THE TASK: Print all of the rows below, reproducing each line character for character.

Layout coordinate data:
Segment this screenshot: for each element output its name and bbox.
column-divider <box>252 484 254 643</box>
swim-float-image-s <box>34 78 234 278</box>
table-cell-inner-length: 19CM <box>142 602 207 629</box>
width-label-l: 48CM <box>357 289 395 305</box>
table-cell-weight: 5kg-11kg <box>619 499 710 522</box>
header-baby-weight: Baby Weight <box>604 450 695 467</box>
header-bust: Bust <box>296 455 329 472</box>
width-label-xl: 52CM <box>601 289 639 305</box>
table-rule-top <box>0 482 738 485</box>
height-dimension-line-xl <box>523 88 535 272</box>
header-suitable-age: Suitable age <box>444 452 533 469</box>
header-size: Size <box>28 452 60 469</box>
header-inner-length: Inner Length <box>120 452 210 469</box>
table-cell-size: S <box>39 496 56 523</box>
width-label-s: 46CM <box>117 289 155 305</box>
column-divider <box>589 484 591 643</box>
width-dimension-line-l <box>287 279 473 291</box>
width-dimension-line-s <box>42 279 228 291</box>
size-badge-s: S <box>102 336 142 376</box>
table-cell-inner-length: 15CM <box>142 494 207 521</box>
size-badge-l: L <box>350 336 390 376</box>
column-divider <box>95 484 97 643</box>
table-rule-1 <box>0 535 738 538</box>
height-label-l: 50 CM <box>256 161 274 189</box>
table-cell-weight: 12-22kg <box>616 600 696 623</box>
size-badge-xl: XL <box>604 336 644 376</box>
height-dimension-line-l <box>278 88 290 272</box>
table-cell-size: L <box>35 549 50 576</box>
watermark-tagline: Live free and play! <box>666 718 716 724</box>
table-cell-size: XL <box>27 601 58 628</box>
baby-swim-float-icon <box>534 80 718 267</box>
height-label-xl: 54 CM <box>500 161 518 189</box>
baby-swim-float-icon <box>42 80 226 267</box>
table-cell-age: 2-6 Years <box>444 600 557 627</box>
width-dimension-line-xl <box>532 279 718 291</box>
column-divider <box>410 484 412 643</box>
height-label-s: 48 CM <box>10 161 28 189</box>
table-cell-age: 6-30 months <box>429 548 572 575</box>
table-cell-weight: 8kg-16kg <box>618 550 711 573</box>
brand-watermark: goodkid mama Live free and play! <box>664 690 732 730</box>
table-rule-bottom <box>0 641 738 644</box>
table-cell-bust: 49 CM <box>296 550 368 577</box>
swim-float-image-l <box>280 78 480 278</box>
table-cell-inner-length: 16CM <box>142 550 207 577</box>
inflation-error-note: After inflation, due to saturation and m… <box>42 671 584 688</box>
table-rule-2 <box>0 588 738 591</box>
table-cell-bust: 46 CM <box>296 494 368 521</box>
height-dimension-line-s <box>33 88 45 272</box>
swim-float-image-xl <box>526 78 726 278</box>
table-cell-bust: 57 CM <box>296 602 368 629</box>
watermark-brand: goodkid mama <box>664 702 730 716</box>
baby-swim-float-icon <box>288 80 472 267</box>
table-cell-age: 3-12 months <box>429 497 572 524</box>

RESULT BELOW:
Segment this screenshot: for each element output its name and bbox.
column-divider <box>252 484 254 643</box>
swim-float-image-s <box>34 78 234 278</box>
table-cell-inner-length: 19CM <box>142 602 207 629</box>
width-label-l: 48CM <box>357 289 395 305</box>
table-cell-weight: 5kg-11kg <box>619 499 710 522</box>
header-baby-weight: Baby Weight <box>604 450 695 467</box>
header-bust: Bust <box>296 455 329 472</box>
width-label-xl: 52CM <box>601 289 639 305</box>
table-rule-top <box>0 482 738 485</box>
height-dimension-line-xl <box>523 88 535 272</box>
header-suitable-age: Suitable age <box>444 452 533 469</box>
header-size: Size <box>28 452 60 469</box>
header-inner-length: Inner Length <box>120 452 210 469</box>
table-cell-size: S <box>39 496 56 523</box>
width-label-s: 46CM <box>117 289 155 305</box>
column-divider <box>589 484 591 643</box>
width-dimension-line-l <box>287 279 473 291</box>
width-dimension-line-s <box>42 279 228 291</box>
size-badge-s: S <box>102 336 142 376</box>
table-cell-inner-length: 15CM <box>142 494 207 521</box>
size-badge-l: L <box>350 336 390 376</box>
column-divider <box>95 484 97 643</box>
table-rule-1 <box>0 535 738 538</box>
height-label-l: 50 CM <box>256 161 274 189</box>
table-cell-weight: 12-22kg <box>616 600 696 623</box>
size-badge-xl: XL <box>604 336 644 376</box>
height-dimension-line-l <box>278 88 290 272</box>
table-cell-size: L <box>35 549 50 576</box>
watermark-tagline: Live free and play! <box>666 718 716 724</box>
table-cell-size: XL <box>27 601 58 628</box>
baby-swim-float-icon <box>534 80 718 267</box>
height-label-xl: 54 CM <box>500 161 518 189</box>
baby-swim-float-icon <box>42 80 226 267</box>
table-cell-age: 2-6 Years <box>444 600 557 627</box>
width-dimension-line-xl <box>532 279 718 291</box>
column-divider <box>410 484 412 643</box>
height-label-s: 48 CM <box>10 161 28 189</box>
table-cell-age: 6-30 months <box>429 548 572 575</box>
table-cell-weight: 8kg-16kg <box>618 550 711 573</box>
brand-watermark: goodkid mama Live free and play! <box>664 690 732 730</box>
table-rule-bottom <box>0 641 738 644</box>
table-cell-bust: 49 CM <box>296 550 368 577</box>
swim-float-image-l <box>280 78 480 278</box>
table-cell-inner-length: 16CM <box>142 550 207 577</box>
inflation-error-note: After inflation, due to saturation and m… <box>42 671 584 688</box>
table-rule-2 <box>0 588 738 591</box>
table-cell-bust: 46 CM <box>296 494 368 521</box>
height-dimension-line-s <box>33 88 45 272</box>
swim-float-image-xl <box>526 78 726 278</box>
table-cell-bust: 57 CM <box>296 602 368 629</box>
watermark-brand: goodkid mama <box>664 702 730 716</box>
baby-swim-float-icon <box>288 80 472 267</box>
table-cell-age: 3-12 months <box>429 497 572 524</box>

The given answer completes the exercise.